• _Task directions_
Gather all lines containing the string "Bottom" and copy them out.

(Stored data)
○ ○ ○

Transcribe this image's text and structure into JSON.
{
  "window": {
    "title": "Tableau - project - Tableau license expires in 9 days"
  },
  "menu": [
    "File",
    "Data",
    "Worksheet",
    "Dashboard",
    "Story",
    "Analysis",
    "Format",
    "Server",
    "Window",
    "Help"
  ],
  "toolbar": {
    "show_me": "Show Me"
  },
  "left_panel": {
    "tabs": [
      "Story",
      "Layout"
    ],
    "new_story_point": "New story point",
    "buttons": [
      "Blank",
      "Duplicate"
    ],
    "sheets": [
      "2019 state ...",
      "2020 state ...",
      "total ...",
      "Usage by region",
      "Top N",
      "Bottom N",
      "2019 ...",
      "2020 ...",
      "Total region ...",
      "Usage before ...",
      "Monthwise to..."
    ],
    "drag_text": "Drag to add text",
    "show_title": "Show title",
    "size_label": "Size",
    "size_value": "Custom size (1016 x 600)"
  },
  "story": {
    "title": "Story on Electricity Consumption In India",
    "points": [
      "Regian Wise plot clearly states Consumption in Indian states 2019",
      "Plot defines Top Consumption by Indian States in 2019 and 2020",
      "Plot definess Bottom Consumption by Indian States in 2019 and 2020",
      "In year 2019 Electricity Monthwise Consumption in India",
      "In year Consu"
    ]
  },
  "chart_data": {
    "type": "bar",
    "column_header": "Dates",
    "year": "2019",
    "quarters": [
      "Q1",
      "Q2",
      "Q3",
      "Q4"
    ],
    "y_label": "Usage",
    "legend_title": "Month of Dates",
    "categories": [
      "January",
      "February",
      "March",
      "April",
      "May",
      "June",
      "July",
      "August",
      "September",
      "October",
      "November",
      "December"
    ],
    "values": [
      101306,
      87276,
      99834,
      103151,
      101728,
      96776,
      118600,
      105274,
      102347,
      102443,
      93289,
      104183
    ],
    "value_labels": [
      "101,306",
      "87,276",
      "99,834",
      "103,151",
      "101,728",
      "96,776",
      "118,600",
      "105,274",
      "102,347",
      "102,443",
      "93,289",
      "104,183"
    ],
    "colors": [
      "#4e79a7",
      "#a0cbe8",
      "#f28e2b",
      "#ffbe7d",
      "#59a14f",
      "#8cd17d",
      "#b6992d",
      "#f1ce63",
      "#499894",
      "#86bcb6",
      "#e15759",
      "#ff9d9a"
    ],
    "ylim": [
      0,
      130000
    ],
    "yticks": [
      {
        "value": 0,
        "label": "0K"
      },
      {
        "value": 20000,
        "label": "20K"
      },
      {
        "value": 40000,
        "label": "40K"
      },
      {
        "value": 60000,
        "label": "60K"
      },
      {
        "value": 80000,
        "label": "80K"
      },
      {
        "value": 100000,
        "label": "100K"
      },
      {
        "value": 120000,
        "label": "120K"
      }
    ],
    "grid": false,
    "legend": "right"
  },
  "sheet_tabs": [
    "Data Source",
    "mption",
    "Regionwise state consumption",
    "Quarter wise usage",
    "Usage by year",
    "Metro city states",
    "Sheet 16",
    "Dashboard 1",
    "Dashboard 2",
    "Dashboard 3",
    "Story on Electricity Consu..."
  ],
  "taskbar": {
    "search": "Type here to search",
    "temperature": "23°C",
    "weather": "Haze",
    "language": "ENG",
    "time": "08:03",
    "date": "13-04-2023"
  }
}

○ ○ ○

• _Solution to this problem_
      "Bottom N",
      "Plot definess Bottom Consumption by Indian States in 2019 and 2020",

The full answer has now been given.